[Extracted data entries]
━━━━━━

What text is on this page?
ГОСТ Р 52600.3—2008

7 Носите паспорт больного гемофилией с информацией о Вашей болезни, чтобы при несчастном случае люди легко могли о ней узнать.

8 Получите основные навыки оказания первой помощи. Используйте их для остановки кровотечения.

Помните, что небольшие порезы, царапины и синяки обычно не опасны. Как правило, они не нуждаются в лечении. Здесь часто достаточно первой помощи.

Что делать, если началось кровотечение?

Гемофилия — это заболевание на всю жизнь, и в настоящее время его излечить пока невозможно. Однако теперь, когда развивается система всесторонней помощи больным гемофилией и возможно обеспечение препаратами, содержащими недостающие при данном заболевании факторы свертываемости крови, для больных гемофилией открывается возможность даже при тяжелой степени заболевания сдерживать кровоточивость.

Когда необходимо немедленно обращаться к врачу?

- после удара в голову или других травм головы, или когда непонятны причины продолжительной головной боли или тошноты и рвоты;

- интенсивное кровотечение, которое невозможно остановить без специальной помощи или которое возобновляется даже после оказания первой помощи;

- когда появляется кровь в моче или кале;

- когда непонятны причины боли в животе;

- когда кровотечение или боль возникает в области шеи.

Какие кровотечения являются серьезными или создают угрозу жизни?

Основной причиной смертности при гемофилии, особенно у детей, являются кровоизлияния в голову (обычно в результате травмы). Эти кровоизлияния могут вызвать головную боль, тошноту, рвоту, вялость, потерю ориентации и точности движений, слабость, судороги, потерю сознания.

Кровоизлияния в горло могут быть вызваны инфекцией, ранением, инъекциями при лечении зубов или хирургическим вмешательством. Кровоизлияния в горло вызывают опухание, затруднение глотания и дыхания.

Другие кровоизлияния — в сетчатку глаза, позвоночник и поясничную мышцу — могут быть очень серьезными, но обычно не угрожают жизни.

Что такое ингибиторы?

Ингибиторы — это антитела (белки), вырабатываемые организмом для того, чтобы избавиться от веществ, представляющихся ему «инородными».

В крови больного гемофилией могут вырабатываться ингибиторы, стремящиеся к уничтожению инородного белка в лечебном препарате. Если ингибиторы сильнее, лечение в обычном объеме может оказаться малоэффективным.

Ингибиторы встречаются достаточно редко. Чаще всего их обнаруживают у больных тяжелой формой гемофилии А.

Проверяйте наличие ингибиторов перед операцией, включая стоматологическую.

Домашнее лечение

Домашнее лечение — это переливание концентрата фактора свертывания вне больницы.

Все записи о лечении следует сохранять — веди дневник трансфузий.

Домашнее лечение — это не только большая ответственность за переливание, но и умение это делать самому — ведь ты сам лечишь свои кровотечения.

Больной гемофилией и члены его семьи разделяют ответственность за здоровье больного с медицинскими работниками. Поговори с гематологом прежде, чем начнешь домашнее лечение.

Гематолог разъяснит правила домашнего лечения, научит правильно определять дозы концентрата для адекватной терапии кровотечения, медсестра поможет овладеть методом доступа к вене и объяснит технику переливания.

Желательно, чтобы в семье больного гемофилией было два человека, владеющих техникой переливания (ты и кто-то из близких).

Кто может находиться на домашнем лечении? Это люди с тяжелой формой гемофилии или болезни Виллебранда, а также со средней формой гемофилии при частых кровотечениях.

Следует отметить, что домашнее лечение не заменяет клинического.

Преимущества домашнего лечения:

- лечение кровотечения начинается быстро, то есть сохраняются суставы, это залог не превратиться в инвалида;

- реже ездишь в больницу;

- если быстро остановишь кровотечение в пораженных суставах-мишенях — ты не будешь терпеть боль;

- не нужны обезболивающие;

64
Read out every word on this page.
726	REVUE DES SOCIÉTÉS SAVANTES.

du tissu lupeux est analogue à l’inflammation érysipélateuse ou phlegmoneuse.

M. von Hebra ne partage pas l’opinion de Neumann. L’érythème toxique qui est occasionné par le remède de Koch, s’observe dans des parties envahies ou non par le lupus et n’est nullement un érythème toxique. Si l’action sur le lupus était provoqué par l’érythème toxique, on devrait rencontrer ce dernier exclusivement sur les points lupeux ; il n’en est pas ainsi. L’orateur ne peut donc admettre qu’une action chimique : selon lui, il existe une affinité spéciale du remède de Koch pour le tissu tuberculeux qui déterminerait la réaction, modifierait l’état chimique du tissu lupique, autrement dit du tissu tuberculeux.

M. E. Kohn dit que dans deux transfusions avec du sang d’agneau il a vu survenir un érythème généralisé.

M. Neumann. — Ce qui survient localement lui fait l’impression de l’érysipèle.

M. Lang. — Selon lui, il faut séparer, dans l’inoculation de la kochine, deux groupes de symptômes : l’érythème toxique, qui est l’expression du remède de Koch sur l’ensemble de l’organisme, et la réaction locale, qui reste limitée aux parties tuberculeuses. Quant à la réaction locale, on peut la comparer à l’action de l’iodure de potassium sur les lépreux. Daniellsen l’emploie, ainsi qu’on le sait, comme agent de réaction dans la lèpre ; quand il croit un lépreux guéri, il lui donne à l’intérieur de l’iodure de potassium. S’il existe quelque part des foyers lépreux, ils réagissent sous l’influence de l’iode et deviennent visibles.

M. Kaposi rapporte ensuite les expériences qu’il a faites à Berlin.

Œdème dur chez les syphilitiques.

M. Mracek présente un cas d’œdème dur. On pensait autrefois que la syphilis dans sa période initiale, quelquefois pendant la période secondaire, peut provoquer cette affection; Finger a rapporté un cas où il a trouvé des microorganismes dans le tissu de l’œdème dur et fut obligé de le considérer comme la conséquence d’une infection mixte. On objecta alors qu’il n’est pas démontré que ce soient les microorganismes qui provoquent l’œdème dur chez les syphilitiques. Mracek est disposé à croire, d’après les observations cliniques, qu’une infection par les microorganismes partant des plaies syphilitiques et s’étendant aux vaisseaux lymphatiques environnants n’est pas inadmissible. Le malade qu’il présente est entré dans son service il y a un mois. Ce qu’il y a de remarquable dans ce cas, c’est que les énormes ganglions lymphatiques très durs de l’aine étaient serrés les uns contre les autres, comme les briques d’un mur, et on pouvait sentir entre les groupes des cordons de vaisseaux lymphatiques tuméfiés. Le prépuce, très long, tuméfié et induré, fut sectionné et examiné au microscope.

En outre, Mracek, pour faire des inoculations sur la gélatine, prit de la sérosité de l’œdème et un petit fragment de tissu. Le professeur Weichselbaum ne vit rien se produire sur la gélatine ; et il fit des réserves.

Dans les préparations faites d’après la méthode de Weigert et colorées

━━━━━━

### [Work to complete]
Each line of the listing should be echoed back exactly.

### [Completed exercise]
What text is on this page?
ГОСТ Р 52600.3—2008

7 Носите паспорт больного гемофилией с информацией о Вашей болезни, чтобы при несчастном случае люди легко могли о ней узнать.

8 Получите основные навыки оказания первой помощи. Используйте их для остановки кровотечения.

Помните, что небольшие порезы, царапины и синяки обычно не опасны. Как правило, они не нуждаются в лечении. Здесь часто достаточно первой помощи.

Что делать, если началось кровотечение?

Гемофилия — это заболевание на всю жизнь, и в настоящее время его излечить пока невозможно. Однако теперь, когда развивается система всесторонней помощи больным гемофилией и возможно обеспечение препаратами, содержащими недостающие при данном заболевании факторы свертываемости крови, для больных гемофилией открывается возможность даже при тяжелой степени заболевания сдерживать кровоточивость.

Когда необходимо немедленно обращаться к врачу?

- после удара в голову или других травм головы, или когда непонятны причины продолжительной головной боли или тошноты и рвоты;

- интенсивное кровотечение, которое невозможно остановить без специальной помощи или которое возобновляется даже после оказания первой помощи;

- когда появляется кровь в моче или кале;

- когда непонятны причины боли в животе;

- когда кровотечение или боль возникает в области шеи.

Какие кровотечения являются серьезными или создают угрозу жизни?

Основной причиной смертности при гемофилии, особенно у детей, являются кровоизлияния в голову (обычно в результате травмы). Эти кровоизлияния могут вызвать головную боль, тошноту, рвоту, вялость, потерю ориентации и точности движений, слабость, судороги, потерю сознания.

Кровоизлияния в горло могут быть вызваны инфекцией, ранением, инъекциями при лечении зубов или хирургическим вмешательством. Кровоизлияния в горло вызывают опухание, затруднение глотания и дыхания.

Другие кровоизлияния — в сетчатку глаза, позвоночник и поясничную мышцу — могут быть очень серьезными, но обычно не угрожают жизни.

Что такое ингибиторы?

Ингибиторы — это антитела (белки), вырабатываемые организмом для того, чтобы избавиться от веществ, представляющихся ему «инородными».

В крови больного гемофилией могут вырабатываться ингибиторы, стремящиеся к уничтожению инородного белка в лечебном препарате. Если ингибиторы сильнее, лечение в обычном объеме может оказаться малоэффективным.

Ингибиторы встречаются достаточно редко. Чаще всего их обнаруживают у больных тяжелой формой гемофилии А.

Проверяйте наличие ингибиторов перед операцией, включая стоматологическую.

Домашнее лечение

Домашнее лечение — это переливание концентрата фактора свертывания вне больницы.

Все записи о лечении следует сохранять — веди дневник трансфузий.

Домашнее лечение — это не только большая ответственность за переливание, но и умение это делать самому — ведь ты сам лечишь свои кровотечения.

Больной гемофилией и члены его семьи разделяют ответственность за здоровье больного с медицинскими работниками. Поговори с гематологом прежде, чем начнешь домашнее лечение.

Гематолог разъяснит правила домашнего лечения, научит правильно определять дозы концентрата для адекватной терапии кровотечения, медсестра поможет овладеть методом доступа к вене и объяснит технику переливания.

Желательно, чтобы в семье больного гемофилией было два человека, владеющих техникой переливания (ты и кто-то из близких).

Кто может находиться на домашнем лечении? Это люди с тяжелой формой гемофилии или болезни Виллебранда, а также со средней формой гемофилии при частых кровотечениях.

Следует отметить, что домашнее лечение не заменяет клинического.

Преимущества домашнего лечения:

- лечение кровотечения начинается быстро, то есть сохраняются суставы, это залог не превратиться в инвалида;

- реже ездишь в больницу;

- если быстро остановишь кровотечение в пораженных суставах-мишенях — ты не будешь терпеть боль;

- не нужны обезболивающие;

64
Read out every word on this page.
726	REVUE DES SOCIÉTÉS SAVANTES.

du tissu lupeux est analogue à l’inflammation érysipélateuse ou phlegmoneuse.

M. von Hebra ne partage pas l’opinion de Neumann. L’érythème toxique qui est occasionné par le remède de Koch, s’observe dans des parties envahies ou non par le lupus et n’est nullement un érythème toxique. Si l’action sur le lupus était provoqué par l’érythème toxique, on devrait rencontrer ce dernier exclusivement sur les points lupeux ; il n’en est pas ainsi. L’orateur ne peut donc admettre qu’une action chimique : selon lui, il existe une affinité spéciale du remède de Koch pour le tissu tuberculeux qui déterminerait la réaction, modifierait l’état chimique du tissu lupique, autrement dit du tissu tuberculeux.

M. E. Kohn dit que dans deux transfusions avec du sang d’agneau il a vu survenir un érythème généralisé.

M. Neumann. — Ce qui survient localement lui fait l’impression de l’érysipèle.

M. Lang. — Selon lui, il faut séparer, dans l’inoculation de la kochine, deux groupes de symptômes : l’érythème toxique, qui est l’expression du remède de Koch sur l’ensemble de l’organisme, et la réaction locale, qui reste limitée aux parties tuberculeuses. Quant à la réaction locale, on peut la comparer à l’action de l’iodure de potassium sur les lépreux. Daniellsen l’emploie, ainsi qu’on le sait, comme agent de réaction dans la lèpre ; quand il croit un lépreux guéri, il lui donne à l’intérieur de l’iodure de potassium. S’il existe quelque part des foyers lépreux, ils réagissent sous l’influence de l’iode et deviennent visibles.

M. Kaposi rapporte ensuite les expériences qu’il a faites à Berlin.

Œdème dur chez les syphilitiques.

M. Mracek présente un cas d’œdème dur. On pensait autrefois que la syphilis dans sa période initiale, quelquefois pendant la période secondaire, peut provoquer cette affection; Finger a rapporté un cas où il a trouvé des microorganismes dans le tissu de l’œdème dur et fut obligé de le considérer comme la conséquence d’une infection mixte. On objecta alors qu’il n’est pas démontré que ce soient les microorganismes qui provoquent l’œdème dur chez les syphilitiques. Mracek est disposé à croire, d’après les observations cliniques, qu’une infection par les microorganismes partant des plaies syphilitiques et s’étendant aux vaisseaux lymphatiques environnants n’est pas inadmissible. Le malade qu’il présente est entré dans son service il y a un mois. Ce qu’il y a de remarquable dans ce cas, c’est que les énormes ganglions lymphatiques très durs de l’aine étaient serrés les uns contre les autres, comme les briques d’un mur, et on pouvait sentir entre les groupes des cordons de vaisseaux lymphatiques tuméfiés. Le prépuce, très long, tuméfié et induré, fut sectionné et examiné au microscope.

En outre, Mracek, pour faire des inoculations sur la gélatine, prit de la sérosité de l’œdème et un petit fragment de tissu. Le professeur Weichselbaum ne vit rien se produire sur la gélatine ; et il fit des réserves.

Dans les préparations faites d’après la méthode de Weigert et colorées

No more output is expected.